_Stated exercise_
Go through the data below and gather each line containing "different".

(Recorded data)
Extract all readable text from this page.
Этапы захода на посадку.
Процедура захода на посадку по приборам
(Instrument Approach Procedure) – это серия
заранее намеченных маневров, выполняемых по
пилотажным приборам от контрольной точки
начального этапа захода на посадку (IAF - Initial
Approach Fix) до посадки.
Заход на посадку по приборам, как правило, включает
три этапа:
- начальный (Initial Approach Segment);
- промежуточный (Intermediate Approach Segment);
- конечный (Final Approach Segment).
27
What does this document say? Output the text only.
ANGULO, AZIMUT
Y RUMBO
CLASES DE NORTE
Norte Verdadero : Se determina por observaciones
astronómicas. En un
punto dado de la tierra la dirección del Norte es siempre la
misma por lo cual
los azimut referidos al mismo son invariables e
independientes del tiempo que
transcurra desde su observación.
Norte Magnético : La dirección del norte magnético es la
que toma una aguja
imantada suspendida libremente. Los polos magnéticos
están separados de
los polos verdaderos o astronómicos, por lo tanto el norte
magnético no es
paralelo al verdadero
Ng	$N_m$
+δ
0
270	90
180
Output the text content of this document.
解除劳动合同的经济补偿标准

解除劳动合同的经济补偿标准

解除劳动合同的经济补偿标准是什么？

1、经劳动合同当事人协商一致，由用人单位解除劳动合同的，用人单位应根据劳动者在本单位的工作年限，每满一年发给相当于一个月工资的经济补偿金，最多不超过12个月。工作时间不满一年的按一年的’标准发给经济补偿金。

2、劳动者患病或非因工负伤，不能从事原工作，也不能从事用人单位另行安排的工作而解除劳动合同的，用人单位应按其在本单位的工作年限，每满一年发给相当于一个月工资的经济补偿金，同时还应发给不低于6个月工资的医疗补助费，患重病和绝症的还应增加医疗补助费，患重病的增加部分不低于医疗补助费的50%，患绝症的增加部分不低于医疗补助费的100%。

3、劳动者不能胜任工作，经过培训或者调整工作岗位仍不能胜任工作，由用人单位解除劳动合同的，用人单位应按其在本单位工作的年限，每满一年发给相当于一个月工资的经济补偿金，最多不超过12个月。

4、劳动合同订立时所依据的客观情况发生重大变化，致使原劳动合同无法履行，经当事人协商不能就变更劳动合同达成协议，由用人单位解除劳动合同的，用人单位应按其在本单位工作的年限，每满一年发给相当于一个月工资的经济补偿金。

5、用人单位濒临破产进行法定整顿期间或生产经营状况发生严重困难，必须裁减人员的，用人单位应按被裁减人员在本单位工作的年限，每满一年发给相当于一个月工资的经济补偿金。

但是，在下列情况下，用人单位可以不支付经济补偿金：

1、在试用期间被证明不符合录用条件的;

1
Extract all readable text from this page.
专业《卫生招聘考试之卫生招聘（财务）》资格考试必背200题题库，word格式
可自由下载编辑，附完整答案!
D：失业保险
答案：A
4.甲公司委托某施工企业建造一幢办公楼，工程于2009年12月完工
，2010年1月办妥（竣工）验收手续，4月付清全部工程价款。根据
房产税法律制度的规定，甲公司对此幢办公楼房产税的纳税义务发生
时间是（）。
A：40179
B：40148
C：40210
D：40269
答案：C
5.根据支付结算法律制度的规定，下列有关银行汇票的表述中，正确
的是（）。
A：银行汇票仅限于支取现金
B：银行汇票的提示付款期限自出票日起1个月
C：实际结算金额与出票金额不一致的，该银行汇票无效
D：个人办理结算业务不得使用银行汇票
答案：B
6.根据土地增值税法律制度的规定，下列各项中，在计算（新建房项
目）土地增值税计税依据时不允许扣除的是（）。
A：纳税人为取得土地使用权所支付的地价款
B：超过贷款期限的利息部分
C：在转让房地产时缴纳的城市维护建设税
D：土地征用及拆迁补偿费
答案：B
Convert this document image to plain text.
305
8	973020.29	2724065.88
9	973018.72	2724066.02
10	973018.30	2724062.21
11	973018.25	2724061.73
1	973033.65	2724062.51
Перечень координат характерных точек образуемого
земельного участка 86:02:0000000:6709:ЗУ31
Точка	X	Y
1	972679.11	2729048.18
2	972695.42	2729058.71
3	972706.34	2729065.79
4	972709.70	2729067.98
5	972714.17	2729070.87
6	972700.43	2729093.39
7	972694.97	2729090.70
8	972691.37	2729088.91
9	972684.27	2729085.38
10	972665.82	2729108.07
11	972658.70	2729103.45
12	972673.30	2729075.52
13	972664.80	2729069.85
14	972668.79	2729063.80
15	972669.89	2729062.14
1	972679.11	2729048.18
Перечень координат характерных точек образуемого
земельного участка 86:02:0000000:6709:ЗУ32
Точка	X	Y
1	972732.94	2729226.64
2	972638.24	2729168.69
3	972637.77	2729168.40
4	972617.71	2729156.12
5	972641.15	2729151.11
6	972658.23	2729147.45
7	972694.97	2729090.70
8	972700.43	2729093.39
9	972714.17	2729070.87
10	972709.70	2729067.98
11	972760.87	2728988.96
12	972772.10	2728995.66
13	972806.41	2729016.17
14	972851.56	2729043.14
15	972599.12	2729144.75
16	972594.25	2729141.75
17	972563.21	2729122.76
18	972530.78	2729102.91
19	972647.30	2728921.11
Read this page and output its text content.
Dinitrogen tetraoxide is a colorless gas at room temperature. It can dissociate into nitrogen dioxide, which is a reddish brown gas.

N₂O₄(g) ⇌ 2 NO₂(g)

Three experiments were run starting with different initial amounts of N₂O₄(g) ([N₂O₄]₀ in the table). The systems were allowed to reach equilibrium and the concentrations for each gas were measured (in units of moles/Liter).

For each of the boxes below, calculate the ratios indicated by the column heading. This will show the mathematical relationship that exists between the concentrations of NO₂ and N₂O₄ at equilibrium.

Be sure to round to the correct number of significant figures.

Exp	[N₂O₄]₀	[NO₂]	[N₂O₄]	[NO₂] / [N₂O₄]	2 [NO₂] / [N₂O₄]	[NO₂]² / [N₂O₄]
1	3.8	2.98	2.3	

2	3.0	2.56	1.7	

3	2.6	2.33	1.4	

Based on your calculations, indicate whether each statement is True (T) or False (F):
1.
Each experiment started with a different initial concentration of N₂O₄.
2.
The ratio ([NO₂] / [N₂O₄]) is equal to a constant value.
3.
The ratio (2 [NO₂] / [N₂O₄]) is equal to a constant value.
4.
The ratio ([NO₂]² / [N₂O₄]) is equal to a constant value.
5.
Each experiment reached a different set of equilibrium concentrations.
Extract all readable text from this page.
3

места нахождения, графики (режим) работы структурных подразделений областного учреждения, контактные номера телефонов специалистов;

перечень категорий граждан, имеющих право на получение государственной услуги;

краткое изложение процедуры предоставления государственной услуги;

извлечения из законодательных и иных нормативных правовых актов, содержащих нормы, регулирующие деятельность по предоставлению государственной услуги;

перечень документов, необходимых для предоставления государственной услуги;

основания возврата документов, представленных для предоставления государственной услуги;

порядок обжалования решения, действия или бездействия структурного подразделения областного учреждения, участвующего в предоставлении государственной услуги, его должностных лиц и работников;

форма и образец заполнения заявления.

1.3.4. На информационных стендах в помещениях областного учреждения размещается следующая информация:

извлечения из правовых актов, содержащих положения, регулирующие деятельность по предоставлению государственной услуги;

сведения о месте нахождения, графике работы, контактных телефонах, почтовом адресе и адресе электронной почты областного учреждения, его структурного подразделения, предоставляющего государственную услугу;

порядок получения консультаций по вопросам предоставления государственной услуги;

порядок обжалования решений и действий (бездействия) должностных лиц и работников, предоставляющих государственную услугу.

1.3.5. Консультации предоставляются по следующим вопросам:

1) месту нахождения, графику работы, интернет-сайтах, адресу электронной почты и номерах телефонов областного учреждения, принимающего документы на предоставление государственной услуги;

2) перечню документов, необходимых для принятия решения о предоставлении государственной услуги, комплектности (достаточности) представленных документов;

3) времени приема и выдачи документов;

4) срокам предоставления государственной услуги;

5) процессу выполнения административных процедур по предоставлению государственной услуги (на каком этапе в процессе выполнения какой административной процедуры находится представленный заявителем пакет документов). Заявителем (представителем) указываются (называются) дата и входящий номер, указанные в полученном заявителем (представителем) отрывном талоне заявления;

_Task output_
Three experiments were run starting with different initial amounts of N₂O₄(g) ([N₂O₄]₀ in the table). The systems were allowed to reach equilibrium and the concentrations for each gas were measured (in units of moles/Liter).
Each experiment started with a different initial concentration of N₂O₄.
Each experiment reached a different set of equilibrium concentrations.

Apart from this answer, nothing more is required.